**MATERIAL FOR THIS TASK**
____________________
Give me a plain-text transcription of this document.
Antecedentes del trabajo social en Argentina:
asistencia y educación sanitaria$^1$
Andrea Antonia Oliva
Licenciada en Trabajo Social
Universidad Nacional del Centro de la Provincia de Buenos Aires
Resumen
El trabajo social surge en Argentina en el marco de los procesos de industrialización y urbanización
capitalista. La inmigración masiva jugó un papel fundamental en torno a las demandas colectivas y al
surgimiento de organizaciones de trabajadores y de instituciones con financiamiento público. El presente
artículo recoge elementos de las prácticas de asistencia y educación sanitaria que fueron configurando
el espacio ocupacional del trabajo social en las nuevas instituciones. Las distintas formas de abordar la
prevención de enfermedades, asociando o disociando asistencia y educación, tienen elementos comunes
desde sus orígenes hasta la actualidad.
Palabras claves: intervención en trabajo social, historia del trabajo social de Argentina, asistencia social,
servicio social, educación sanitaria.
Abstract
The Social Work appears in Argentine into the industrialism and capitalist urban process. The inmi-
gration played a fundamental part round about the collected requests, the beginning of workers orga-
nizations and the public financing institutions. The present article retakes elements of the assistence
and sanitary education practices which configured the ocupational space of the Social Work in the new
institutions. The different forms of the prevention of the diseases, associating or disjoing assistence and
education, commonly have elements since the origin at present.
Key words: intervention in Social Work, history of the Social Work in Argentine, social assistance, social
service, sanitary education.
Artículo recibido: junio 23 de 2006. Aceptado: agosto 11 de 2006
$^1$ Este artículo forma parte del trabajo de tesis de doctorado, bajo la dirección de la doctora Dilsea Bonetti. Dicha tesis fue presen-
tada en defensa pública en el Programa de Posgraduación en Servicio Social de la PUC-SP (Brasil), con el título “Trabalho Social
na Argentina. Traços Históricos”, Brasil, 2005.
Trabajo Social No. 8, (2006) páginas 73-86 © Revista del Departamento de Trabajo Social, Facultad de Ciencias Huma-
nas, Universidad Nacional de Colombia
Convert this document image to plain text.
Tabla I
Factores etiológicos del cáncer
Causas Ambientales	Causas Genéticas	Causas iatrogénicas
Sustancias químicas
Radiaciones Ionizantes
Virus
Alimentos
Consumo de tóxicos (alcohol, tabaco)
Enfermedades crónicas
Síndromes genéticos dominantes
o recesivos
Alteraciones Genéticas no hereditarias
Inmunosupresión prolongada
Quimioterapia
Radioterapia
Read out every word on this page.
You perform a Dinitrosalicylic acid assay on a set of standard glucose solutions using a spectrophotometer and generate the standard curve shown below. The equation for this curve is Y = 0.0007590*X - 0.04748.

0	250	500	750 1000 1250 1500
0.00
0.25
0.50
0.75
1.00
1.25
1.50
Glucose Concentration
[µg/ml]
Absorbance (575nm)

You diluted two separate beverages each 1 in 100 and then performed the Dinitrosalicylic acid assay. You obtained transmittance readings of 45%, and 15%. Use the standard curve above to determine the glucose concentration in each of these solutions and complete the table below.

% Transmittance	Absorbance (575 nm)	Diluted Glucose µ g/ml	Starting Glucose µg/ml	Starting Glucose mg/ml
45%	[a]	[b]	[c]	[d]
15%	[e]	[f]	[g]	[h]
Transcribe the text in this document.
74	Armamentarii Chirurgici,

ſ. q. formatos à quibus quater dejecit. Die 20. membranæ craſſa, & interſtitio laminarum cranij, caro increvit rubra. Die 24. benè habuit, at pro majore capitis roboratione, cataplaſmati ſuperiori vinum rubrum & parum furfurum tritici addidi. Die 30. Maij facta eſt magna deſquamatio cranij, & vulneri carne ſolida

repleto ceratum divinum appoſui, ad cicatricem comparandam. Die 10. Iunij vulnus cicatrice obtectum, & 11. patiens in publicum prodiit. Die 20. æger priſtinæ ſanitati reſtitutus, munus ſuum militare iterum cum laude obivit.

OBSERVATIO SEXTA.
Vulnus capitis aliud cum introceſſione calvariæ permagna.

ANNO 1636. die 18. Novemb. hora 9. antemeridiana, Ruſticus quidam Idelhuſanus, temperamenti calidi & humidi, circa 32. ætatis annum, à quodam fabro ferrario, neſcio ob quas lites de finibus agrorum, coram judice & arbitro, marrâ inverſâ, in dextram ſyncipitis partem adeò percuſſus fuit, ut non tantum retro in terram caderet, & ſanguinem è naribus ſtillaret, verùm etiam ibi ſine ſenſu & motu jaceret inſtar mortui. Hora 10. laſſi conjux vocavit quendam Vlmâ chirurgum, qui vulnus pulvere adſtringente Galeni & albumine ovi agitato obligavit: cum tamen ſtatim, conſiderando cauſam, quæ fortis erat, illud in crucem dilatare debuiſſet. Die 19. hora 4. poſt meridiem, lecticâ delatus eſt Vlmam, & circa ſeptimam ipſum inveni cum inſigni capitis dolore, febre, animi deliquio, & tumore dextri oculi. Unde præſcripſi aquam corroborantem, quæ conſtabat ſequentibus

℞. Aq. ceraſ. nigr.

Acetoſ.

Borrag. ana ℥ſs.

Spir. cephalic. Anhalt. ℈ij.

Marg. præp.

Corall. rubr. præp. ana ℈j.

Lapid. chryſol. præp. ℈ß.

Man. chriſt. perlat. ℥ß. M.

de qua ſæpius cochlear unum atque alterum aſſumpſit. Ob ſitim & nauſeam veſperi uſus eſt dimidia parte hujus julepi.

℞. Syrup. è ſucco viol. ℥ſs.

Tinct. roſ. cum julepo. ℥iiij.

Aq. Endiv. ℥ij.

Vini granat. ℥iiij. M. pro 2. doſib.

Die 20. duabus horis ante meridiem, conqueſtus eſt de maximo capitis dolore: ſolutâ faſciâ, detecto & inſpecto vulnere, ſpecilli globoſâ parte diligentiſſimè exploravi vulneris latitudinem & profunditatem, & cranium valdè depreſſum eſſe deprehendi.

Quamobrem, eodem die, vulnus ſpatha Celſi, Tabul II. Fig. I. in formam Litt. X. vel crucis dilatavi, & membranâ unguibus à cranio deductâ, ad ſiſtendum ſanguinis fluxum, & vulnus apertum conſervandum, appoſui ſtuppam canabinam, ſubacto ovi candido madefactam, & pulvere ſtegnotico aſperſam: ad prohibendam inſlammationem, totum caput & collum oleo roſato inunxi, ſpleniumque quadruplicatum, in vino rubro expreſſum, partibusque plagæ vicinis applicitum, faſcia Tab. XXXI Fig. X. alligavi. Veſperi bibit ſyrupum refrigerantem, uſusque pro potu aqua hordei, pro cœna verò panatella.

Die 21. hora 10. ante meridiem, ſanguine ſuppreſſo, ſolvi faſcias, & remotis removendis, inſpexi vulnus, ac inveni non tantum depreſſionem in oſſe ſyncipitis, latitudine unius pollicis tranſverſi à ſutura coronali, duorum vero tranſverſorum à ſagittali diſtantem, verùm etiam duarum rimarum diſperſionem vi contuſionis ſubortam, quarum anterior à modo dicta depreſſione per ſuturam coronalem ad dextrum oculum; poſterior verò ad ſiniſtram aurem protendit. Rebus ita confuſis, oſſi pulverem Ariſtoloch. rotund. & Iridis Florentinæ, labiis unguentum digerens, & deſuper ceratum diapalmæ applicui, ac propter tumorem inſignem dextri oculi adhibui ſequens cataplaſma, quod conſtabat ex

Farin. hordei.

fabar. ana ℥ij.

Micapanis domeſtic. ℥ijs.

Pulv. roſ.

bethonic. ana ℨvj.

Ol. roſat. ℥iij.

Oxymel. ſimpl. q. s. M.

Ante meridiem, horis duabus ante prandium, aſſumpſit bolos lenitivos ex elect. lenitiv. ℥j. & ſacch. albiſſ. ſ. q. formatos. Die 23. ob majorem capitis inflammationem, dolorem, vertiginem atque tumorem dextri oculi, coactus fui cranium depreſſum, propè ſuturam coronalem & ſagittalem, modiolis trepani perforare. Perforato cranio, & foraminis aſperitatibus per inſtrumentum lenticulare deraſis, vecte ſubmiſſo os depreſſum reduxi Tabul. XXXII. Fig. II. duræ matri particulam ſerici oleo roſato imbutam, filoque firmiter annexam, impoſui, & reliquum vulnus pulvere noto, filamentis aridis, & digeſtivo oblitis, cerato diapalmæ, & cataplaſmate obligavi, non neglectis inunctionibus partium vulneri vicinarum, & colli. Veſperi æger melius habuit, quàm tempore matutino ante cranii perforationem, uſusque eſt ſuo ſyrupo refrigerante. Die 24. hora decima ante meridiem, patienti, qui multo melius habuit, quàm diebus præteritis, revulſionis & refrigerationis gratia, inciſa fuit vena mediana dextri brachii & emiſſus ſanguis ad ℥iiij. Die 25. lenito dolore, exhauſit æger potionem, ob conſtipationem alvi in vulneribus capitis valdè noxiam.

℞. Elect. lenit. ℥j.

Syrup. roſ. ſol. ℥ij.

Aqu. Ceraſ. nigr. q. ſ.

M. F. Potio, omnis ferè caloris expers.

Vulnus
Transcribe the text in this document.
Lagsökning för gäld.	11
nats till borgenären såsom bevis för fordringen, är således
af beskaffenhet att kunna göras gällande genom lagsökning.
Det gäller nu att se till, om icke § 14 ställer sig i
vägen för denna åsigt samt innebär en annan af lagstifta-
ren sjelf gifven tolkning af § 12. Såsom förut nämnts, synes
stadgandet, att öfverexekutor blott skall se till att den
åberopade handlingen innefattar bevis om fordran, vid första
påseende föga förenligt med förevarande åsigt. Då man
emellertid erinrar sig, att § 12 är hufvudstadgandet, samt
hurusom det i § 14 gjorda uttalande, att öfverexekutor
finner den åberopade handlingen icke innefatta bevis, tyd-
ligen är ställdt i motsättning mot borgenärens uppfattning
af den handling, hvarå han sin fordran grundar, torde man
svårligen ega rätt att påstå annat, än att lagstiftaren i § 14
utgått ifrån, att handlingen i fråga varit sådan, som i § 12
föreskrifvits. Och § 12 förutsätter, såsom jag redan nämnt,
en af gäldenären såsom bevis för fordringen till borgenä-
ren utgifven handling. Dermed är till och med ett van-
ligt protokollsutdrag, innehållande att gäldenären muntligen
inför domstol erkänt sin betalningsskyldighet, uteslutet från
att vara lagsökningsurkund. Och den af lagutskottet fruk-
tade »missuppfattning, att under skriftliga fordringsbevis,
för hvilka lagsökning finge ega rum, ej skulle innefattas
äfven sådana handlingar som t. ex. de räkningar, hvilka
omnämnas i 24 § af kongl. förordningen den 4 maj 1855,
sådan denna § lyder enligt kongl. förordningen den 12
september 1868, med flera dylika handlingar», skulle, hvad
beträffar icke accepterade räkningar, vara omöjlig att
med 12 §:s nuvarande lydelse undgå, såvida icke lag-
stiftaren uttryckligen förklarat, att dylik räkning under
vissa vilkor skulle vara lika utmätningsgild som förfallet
____________________
**AIM OF THE TASK**
Copy each line above where the string "education" occurs.

**RESULT**
and sanitary education practices which configured the ocupational space of the Social Work in the new
education, commonly have elements since the origin at present.
service, sanitary education.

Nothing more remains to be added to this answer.